## STATED TASK
Please find all lines in the data that hold the string "type" and copy them.

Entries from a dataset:
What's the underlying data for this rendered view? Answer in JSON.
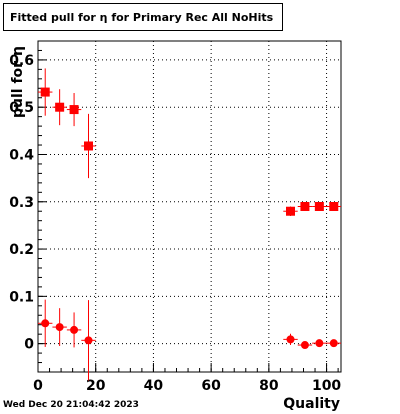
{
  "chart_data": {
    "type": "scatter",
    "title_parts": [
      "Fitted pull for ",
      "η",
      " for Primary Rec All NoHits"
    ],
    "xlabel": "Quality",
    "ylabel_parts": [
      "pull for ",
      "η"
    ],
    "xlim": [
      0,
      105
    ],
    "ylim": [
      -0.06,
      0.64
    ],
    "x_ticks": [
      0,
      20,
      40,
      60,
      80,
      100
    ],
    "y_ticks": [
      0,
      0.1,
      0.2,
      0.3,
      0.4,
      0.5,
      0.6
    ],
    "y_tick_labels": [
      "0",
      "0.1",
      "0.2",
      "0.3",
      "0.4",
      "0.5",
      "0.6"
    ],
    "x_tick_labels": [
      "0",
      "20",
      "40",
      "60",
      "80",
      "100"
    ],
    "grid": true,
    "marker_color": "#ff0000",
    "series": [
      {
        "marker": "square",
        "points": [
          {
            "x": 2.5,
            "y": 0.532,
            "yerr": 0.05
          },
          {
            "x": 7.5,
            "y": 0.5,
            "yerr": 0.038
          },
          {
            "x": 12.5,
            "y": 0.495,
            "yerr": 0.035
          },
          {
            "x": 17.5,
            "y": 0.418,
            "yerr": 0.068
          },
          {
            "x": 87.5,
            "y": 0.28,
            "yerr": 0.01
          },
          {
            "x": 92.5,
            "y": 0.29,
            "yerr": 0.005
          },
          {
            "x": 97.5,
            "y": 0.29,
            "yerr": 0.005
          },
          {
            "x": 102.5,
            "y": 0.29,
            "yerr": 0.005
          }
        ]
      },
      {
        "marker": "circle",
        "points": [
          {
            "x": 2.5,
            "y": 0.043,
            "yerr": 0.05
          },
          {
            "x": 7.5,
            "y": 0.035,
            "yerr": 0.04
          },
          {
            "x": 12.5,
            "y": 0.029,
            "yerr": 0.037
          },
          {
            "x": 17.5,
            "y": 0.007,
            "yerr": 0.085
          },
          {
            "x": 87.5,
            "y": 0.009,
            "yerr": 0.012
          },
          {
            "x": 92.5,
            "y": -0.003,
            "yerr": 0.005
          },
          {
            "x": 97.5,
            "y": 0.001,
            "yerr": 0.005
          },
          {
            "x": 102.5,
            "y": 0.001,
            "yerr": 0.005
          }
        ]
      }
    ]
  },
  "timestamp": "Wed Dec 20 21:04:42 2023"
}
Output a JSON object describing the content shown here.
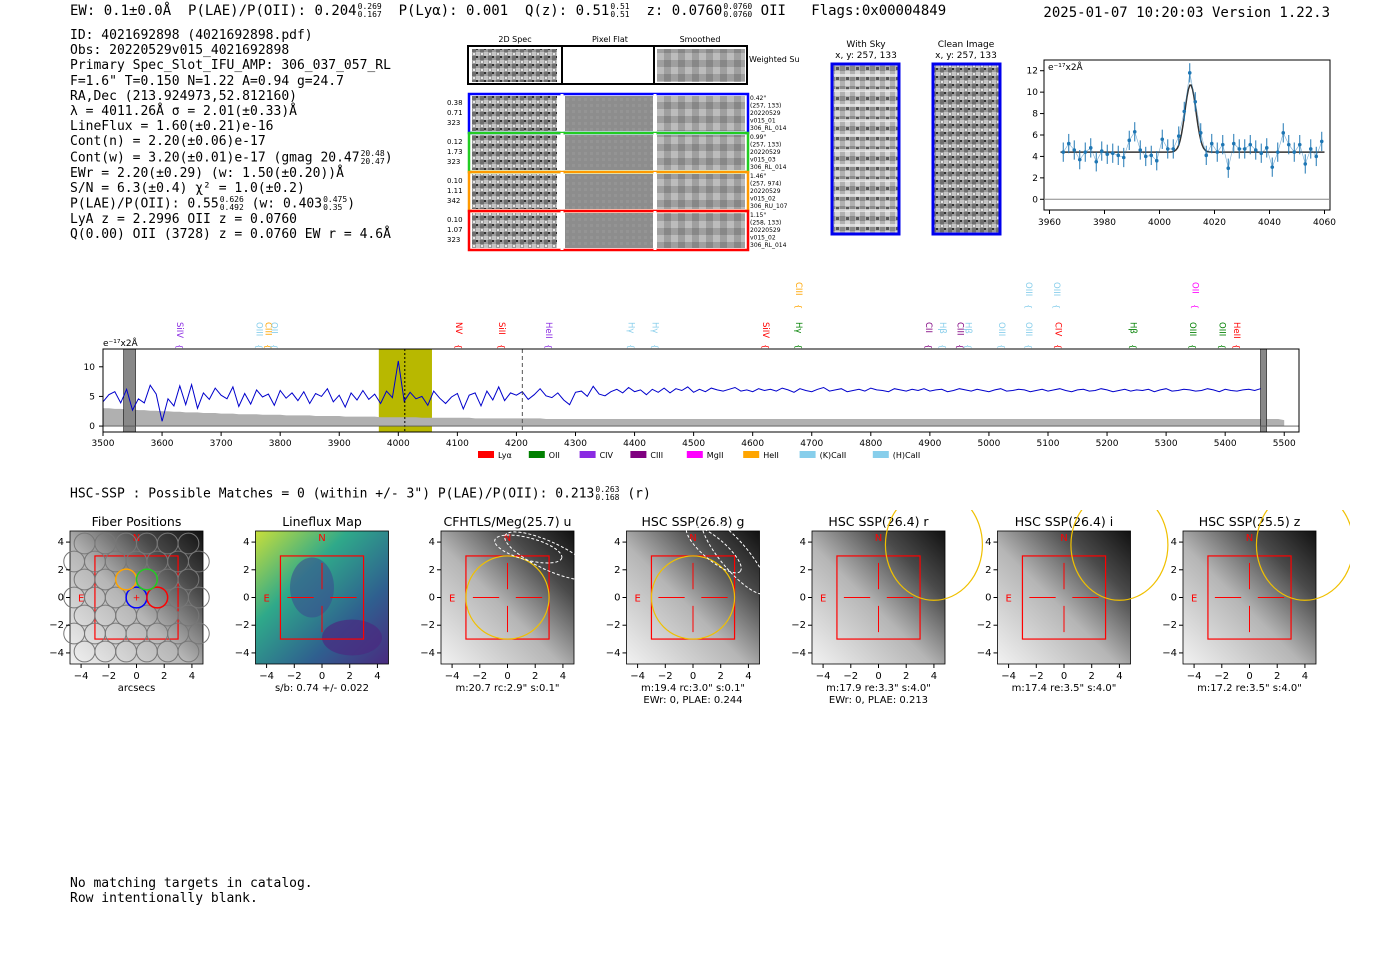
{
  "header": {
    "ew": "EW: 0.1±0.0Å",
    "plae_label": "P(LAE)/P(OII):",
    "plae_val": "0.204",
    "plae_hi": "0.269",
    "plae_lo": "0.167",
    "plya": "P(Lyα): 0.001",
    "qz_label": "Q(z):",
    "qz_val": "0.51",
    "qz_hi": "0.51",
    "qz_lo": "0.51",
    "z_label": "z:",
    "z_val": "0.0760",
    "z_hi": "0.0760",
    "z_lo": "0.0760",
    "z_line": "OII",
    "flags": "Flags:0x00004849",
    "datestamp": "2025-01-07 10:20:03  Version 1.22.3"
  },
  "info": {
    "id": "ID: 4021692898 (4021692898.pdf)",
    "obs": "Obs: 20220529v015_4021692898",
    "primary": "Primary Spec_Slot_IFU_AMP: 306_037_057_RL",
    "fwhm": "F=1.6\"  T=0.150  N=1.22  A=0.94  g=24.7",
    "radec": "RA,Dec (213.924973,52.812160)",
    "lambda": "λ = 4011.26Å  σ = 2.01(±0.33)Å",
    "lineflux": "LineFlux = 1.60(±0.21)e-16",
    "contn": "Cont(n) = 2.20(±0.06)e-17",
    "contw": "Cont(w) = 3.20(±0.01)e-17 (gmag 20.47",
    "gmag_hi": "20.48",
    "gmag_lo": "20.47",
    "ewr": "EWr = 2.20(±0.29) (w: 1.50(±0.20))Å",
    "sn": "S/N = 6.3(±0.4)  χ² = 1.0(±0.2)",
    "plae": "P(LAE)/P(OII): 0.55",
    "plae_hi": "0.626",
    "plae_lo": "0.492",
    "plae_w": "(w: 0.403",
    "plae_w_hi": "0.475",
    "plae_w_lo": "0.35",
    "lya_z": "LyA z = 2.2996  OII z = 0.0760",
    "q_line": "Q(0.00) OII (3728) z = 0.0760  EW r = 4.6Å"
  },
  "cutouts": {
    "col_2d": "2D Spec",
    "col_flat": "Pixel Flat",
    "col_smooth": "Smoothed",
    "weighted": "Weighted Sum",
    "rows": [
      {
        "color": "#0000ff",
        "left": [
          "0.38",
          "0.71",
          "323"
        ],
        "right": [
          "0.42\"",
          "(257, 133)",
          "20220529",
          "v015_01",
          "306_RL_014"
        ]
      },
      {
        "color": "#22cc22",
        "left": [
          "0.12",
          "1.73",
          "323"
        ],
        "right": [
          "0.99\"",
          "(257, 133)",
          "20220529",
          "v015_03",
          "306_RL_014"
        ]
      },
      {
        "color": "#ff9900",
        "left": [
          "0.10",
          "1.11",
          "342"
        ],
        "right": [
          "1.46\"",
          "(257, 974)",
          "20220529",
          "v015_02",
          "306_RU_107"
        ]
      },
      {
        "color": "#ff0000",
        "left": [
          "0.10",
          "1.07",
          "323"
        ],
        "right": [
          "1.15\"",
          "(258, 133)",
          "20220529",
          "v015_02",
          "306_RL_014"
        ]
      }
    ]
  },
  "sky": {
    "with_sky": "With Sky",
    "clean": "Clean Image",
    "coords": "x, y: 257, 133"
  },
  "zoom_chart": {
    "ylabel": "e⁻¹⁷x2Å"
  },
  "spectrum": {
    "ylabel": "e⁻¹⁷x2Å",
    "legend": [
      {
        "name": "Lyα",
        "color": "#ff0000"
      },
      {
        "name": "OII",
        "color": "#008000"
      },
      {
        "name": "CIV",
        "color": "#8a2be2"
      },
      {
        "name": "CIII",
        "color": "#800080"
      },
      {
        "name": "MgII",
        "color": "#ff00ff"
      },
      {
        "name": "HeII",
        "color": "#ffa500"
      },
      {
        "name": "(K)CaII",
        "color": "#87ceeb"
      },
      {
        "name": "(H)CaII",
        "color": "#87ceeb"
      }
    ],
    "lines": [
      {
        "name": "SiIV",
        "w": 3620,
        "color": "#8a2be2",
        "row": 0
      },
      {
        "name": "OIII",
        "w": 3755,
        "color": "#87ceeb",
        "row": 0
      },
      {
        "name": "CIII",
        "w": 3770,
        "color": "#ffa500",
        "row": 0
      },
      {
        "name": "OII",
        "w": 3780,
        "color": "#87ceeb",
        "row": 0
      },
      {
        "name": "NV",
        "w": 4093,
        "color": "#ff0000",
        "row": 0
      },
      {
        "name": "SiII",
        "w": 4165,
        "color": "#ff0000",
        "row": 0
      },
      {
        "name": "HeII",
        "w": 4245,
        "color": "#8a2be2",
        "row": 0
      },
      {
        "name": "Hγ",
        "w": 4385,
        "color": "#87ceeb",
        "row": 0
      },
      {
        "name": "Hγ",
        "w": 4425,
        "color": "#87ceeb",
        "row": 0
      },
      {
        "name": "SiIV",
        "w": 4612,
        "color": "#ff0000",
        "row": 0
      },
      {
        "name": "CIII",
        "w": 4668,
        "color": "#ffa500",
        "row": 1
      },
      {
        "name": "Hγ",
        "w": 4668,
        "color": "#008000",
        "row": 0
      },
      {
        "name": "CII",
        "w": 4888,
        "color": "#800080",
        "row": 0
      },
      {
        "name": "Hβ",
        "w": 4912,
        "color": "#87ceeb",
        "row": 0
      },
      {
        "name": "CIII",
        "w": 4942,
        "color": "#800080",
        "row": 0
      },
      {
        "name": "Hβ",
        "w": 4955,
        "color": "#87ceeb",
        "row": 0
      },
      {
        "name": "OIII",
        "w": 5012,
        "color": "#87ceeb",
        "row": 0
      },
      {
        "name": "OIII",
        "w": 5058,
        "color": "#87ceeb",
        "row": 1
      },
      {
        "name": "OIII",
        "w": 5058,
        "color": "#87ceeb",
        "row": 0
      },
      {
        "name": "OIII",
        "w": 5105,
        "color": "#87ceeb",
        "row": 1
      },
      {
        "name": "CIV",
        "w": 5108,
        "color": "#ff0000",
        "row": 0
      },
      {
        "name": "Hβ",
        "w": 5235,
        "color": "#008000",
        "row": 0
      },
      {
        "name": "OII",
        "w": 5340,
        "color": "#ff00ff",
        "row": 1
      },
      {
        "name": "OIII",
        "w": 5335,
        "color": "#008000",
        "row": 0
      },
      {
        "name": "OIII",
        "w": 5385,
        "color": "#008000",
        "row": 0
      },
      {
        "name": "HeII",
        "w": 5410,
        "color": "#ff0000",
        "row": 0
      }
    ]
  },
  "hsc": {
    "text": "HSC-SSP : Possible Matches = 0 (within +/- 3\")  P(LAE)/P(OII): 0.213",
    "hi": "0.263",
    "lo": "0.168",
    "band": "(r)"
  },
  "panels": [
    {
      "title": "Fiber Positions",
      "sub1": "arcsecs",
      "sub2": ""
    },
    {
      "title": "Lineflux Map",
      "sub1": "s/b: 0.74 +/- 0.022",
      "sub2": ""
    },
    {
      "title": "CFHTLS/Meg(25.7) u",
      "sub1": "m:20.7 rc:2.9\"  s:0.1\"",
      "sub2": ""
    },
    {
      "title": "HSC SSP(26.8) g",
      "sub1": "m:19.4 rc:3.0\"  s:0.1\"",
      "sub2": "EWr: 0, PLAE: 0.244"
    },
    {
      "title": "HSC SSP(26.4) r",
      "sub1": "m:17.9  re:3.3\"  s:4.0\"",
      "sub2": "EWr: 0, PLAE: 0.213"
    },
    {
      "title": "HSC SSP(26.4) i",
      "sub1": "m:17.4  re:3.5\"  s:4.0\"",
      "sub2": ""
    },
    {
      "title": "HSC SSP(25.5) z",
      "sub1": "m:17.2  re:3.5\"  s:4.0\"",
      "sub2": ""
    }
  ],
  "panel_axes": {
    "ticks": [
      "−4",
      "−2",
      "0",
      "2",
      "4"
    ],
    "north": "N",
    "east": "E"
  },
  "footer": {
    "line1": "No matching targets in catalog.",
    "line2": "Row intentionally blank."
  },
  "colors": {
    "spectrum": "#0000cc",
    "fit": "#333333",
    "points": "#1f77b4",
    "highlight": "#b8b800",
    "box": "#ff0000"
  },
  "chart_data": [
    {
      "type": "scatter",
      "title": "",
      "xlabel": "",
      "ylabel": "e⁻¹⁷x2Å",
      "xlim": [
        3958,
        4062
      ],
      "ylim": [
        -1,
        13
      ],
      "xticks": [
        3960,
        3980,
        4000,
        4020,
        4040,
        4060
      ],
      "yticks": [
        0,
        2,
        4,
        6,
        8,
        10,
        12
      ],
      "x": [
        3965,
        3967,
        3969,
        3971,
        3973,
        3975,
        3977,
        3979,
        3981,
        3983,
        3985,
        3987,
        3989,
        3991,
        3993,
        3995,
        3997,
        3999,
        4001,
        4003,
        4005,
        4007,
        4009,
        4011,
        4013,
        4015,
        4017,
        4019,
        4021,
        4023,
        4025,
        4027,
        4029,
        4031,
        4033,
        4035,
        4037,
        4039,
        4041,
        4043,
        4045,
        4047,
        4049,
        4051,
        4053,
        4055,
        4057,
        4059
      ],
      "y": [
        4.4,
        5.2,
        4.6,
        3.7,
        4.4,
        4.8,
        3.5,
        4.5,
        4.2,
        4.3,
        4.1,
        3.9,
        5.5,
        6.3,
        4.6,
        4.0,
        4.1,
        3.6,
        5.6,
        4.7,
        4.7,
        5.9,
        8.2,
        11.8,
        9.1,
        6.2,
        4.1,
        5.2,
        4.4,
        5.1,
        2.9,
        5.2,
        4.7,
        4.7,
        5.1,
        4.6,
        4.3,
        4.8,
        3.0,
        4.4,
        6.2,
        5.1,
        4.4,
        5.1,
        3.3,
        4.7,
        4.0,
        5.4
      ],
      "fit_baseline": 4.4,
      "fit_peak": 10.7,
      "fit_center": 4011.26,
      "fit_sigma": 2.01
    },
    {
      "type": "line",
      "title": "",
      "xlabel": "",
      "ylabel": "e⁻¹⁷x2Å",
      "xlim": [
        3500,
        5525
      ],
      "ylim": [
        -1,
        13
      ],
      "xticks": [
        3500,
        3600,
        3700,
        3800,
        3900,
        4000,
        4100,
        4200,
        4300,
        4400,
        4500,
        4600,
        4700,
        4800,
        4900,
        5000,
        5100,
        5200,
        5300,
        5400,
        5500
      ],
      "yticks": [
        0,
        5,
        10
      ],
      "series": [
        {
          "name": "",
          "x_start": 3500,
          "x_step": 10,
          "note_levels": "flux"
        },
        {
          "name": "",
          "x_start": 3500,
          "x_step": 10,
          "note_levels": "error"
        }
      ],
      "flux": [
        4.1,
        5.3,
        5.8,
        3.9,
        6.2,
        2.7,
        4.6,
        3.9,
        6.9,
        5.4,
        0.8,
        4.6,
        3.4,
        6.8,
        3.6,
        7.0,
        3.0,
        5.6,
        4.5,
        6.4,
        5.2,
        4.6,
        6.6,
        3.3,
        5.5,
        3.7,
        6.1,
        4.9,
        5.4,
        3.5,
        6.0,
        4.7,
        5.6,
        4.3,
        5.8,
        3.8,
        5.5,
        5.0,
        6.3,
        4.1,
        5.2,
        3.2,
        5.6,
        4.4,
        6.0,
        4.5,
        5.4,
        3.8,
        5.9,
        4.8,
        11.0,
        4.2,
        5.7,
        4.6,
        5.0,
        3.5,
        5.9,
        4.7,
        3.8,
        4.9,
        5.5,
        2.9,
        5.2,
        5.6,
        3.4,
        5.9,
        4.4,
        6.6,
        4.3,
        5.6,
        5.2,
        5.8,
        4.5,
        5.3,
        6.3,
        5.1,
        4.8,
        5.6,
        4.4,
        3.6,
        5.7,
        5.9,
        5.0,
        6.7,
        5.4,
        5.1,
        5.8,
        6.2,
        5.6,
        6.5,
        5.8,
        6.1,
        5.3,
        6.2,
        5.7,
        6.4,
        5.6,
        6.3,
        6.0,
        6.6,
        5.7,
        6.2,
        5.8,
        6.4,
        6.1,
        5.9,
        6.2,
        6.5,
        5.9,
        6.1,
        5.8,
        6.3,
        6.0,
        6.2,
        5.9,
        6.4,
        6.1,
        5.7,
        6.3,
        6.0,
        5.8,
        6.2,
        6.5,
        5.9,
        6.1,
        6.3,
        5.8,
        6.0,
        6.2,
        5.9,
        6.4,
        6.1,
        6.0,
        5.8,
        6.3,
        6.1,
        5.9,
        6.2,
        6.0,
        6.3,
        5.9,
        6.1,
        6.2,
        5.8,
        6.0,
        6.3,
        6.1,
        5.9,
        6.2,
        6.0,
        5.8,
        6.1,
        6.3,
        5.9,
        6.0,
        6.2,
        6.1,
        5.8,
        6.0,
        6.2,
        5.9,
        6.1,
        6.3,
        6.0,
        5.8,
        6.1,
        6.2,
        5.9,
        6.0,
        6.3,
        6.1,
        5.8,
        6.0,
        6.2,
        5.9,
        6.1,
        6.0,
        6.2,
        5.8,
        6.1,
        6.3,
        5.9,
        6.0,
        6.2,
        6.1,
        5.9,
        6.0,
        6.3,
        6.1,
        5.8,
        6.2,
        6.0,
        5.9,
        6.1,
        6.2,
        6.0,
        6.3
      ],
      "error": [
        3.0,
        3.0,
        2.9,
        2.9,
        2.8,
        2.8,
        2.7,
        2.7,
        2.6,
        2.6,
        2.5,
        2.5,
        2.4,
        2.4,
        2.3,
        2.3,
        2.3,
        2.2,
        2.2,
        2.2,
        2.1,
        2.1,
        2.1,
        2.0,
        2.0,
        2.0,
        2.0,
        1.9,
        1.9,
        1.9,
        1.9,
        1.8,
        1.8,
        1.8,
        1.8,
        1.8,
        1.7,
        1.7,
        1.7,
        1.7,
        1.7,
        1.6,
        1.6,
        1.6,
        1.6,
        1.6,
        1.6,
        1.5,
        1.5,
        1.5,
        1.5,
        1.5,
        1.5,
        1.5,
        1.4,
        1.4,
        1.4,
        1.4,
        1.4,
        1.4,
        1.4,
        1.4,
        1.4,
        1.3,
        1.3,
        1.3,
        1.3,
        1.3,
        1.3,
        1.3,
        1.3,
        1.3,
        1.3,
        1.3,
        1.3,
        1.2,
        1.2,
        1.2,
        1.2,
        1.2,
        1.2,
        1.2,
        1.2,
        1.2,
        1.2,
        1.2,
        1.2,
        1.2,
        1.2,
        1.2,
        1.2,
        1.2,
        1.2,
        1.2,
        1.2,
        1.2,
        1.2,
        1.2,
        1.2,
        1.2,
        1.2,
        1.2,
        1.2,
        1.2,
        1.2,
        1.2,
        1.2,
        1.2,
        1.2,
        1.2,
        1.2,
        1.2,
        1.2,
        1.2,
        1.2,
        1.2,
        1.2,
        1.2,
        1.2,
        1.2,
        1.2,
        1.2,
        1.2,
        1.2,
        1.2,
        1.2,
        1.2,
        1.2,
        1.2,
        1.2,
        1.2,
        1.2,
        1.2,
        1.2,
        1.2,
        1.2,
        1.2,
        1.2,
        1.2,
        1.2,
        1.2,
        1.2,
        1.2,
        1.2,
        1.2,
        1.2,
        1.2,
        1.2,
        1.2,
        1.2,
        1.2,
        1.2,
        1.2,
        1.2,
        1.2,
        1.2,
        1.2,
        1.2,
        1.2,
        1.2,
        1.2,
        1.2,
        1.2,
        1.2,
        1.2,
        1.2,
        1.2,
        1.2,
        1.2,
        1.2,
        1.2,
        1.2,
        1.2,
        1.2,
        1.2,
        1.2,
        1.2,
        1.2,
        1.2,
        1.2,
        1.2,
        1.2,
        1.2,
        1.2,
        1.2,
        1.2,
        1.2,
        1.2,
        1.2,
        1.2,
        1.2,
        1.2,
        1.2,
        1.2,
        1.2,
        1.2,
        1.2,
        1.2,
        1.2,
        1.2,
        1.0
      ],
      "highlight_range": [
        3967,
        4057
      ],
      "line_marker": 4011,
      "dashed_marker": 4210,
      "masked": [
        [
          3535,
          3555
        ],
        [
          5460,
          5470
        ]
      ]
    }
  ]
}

## COMPLETE OUTPUT
    "type": "scatter",
      "type": "scatter",
      "type": "line",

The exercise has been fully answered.